## Begin PROVIDED DATA

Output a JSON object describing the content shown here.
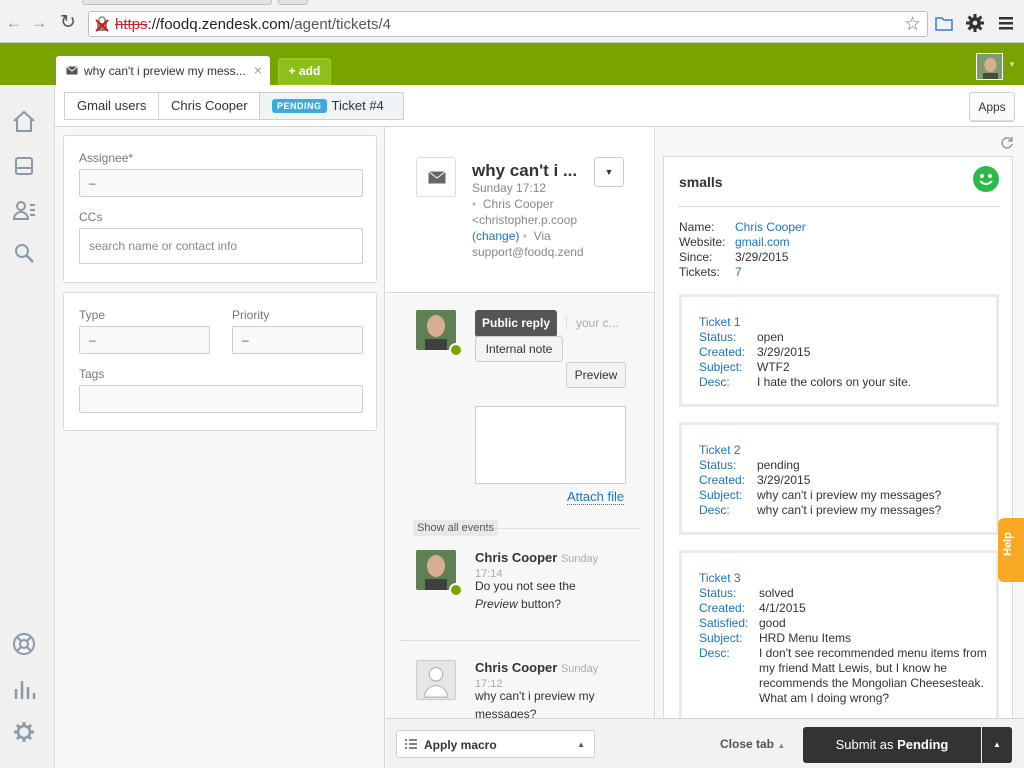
{
  "browser": {
    "url_scheme": "https",
    "url_domain": "://foodq.zendesk.com",
    "url_path": "/agent/tickets/4"
  },
  "topbar": {
    "tab_title": "why can't i preview my mess...",
    "add_label": "+ add"
  },
  "subnav": {
    "crumb1": "Gmail users",
    "crumb2": "Chris Cooper",
    "status_badge": "PENDING",
    "crumb3": "Ticket #4",
    "apps_label": "Apps"
  },
  "properties": {
    "assignee_label": "Assignee*",
    "assignee_value": "–",
    "ccs_label": "CCs",
    "ccs_placeholder": "search name or contact info",
    "type_label": "Type",
    "type_value": "–",
    "priority_label": "Priority",
    "priority_value": "–",
    "tags_label": "Tags"
  },
  "conversation": {
    "subject": "why can't i ...",
    "time": "Sunday 17:12",
    "requester": "Chris Cooper",
    "requester_email": "<christopher.p.coop",
    "change_link": "(change)",
    "via_label": "Via",
    "via_address": "support@foodq.zend",
    "public_reply": "Public reply",
    "reply_placeholder": "your c...",
    "internal_note": "Internal note",
    "preview": "Preview",
    "attach_file": "Attach file",
    "show_all_events": "Show all events",
    "comments": [
      {
        "author": "Chris Cooper",
        "time_day": "Sunday",
        "time_clock": "17:14",
        "text_pre": "Do you not see the",
        "text_em": "Preview",
        "text_post": " button?"
      },
      {
        "author": "Chris Cooper",
        "time_day": "Sunday",
        "time_clock": "17:12",
        "text": "why can't i preview my messages?"
      }
    ]
  },
  "app": {
    "title": "smalls",
    "name_label": "Name:",
    "name_value": "Chris Cooper",
    "website_label": "Website:",
    "website_value": "gmail.com",
    "since_label": "Since:",
    "since_value": "3/29/2015",
    "tickets_label": "Tickets:",
    "tickets_value": "7",
    "tickets": [
      {
        "title": "Ticket 1",
        "status": "open",
        "created": "3/29/2015",
        "subject": "WTF2",
        "desc": "I hate the colors on your site."
      },
      {
        "title": "Ticket 2",
        "status": "pending",
        "created": "3/29/2015",
        "subject": "why can't i preview my messages?",
        "desc": "why can't i preview my messages?"
      },
      {
        "title": "Ticket 3",
        "status": "solved",
        "created": "4/1/2015",
        "satisfied": "good",
        "subject": "HRD Menu Items",
        "desc": "I don't see recommended menu items from my friend Matt Lewis, but I know he recommends the Mongolian Cheesesteak. What am I doing wrong?"
      }
    ],
    "labels": {
      "status": "Status:",
      "created": "Created:",
      "subject": "Subject:",
      "desc": "Desc:",
      "satisfied": "Satisfied:"
    }
  },
  "help_label": "Help",
  "footer": {
    "apply_macro": "Apply macro",
    "close_tab": "Close tab",
    "submit_prefix": "Submit as ",
    "submit_status": "Pending"
  },
  "colors": {
    "brand_green": "#78a300",
    "pending_blue": "#3fa9d9",
    "link_blue": "#1f73b7",
    "help_orange": "#f9a825"
  }
}
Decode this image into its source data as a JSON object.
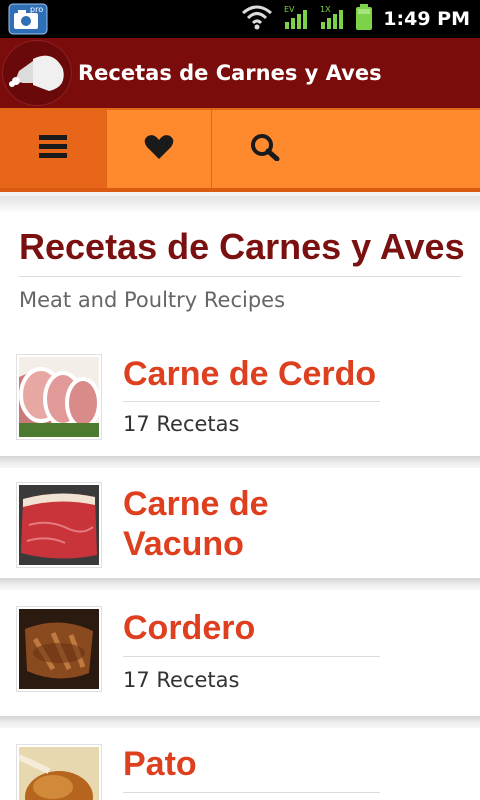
{
  "status_bar": {
    "time": "1:49 PM",
    "app_badge": "pro",
    "icons": [
      "camera-pro-icon",
      "wifi-icon",
      "signal-ev-icon",
      "signal-1x-icon",
      "battery-icon"
    ]
  },
  "header": {
    "title": "Recetas de Carnes y Aves",
    "logo_icon": "ham-leg-icon",
    "bg_color": "#7a0c0c"
  },
  "toolbar": {
    "menu_icon": "hamburger-menu-icon",
    "favorites_icon": "heart-icon",
    "search_icon": "search-icon",
    "bg_color": "#ff8a2e",
    "active_color": "#e8661a"
  },
  "main": {
    "title": "Recetas de Carnes y Aves",
    "subtitle": "Meat and Poultry Recipes",
    "title_color": "#7a1010",
    "item_color": "#dd3f1f",
    "categories": [
      {
        "name": "Carne de Cerdo",
        "count": "17 Recetas",
        "image": "pork-chops-thumbnail"
      },
      {
        "name": "Carne de Vacuno",
        "count": "",
        "image": "beef-steak-thumbnail"
      },
      {
        "name": "Cordero",
        "count": "17 Recetas",
        "image": "lamb-thumbnail"
      },
      {
        "name": "Pato",
        "count": "",
        "image": "duck-thumbnail"
      }
    ]
  }
}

## End PROVIDED DATA

Retype each entry precisely. Skip images entirely.

Output a JSON object describing the content shown here.
{
  "browser": {
    "url_scheme": "https",
    "url_domain": "://foodq.zendesk.com",
    "url_path": "/agent/tickets/4"
  },
  "topbar": {
    "tab_title": "why can't i preview my mess...",
    "add_label": "+ add"
  },
  "subnav": {
    "crumb1": "Gmail users",
    "crumb2": "Chris Cooper",
    "status_badge": "PENDING",
    "crumb3": "Ticket #4",
    "apps_label": "Apps"
  },
  "properties": {
    "assignee_label": "Assignee*",
    "assignee_value": "–",
    "ccs_label": "CCs",
    "ccs_placeholder": "search name or contact info",
    "type_label": "Type",
    "type_value": "–",
    "priority_label": "Priority",
    "priority_value": "–",
    "tags_label": "Tags"
  },
  "conversation": {
    "subject": "why can't i ...",
    "time": "Sunday 17:12",
    "requester": "Chris Cooper",
    "requester_email": "<christopher.p.coop",
    "change_link": "(change)",
    "via_label": "Via",
    "via_address": "support@foodq.zend",
    "public_reply": "Public reply",
    "reply_placeholder": "your c...",
    "internal_note": "Internal note",
    "preview": "Preview",
    "attach_file": "Attach file",
    "show_all_events": "Show all events",
    "comments": [
      {
        "author": "Chris Cooper",
        "time_day": "Sunday",
        "time_clock": "17:14",
        "text_pre": "Do you not see the",
        "text_em": "Preview",
        "text_post": " button?"
      },
      {
        "author": "Chris Cooper",
        "time_day": "Sunday",
        "time_clock": "17:12",
        "text": "why can't i preview my messages?"
      }
    ]
  },
  "app": {
    "title": "smalls",
    "name_label": "Name:",
    "name_value": "Chris Cooper",
    "website_label": "Website:",
    "website_value": "gmail.com",
    "since_label": "Since:",
    "since_value": "3/29/2015",
    "tickets_label": "Tickets:",
    "tickets_value": "7",
    "tickets": [
      {
        "title": "Ticket 1",
        "status": "open",
        "created": "3/29/2015",
        "subject": "WTF2",
        "desc": "I hate the colors on your site."
      },
      {
        "title": "Ticket 2",
        "status": "pending",
        "created": "3/29/2015",
        "subject": "why can't i preview my messages?",
        "desc": "why can't i preview my messages?"
      },
      {
        "title": "Ticket 3",
        "status": "solved",
        "created": "4/1/2015",
        "satisfied": "good",
        "subject": "HRD Menu Items",
        "desc": "I don't see recommended menu items from my friend Matt Lewis, but I know he recommends the Mongolian Cheesesteak. What am I doing wrong?"
      }
    ],
    "labels": {
      "status": "Status:",
      "created": "Created:",
      "subject": "Subject:",
      "desc": "Desc:",
      "satisfied": "Satisfied:"
    }
  },
  "help_label": "Help",
  "footer": {
    "apply_macro": "Apply macro",
    "close_tab": "Close tab",
    "submit_prefix": "Submit as ",
    "submit_status": "Pending"
  },
  "colors": {
    "brand_green": "#78a300",
    "pending_blue": "#3fa9d9",
    "link_blue": "#1f73b7",
    "help_orange": "#f9a825"
  }
}
Decode this image into its source data as a JSON object.
{
  "status_bar": {
    "time": "1:49 PM",
    "app_badge": "pro",
    "icons": [
      "camera-pro-icon",
      "wifi-icon",
      "signal-ev-icon",
      "signal-1x-icon",
      "battery-icon"
    ]
  },
  "header": {
    "title": "Recetas de Carnes y Aves",
    "logo_icon": "ham-leg-icon",
    "bg_color": "#7a0c0c"
  },
  "toolbar": {
    "menu_icon": "hamburger-menu-icon",
    "favorites_icon": "heart-icon",
    "search_icon": "search-icon",
    "bg_color": "#ff8a2e",
    "active_color": "#e8661a"
  },
  "main": {
    "title": "Recetas de Carnes y Aves",
    "subtitle": "Meat and Poultry Recipes",
    "title_color": "#7a1010",
    "item_color": "#dd3f1f",
    "categories": [
      {
        "name": "Carne de Cerdo",
        "count": "17 Recetas",
        "image": "pork-chops-thumbnail"
      },
      {
        "name": "Carne de Vacuno",
        "count": "",
        "image": "beef-steak-thumbnail"
      },
      {
        "name": "Cordero",
        "count": "17 Recetas",
        "image": "lamb-thumbnail"
      },
      {
        "name": "Pato",
        "count": "",
        "image": "duck-thumbnail"
      }
    ]
  }
}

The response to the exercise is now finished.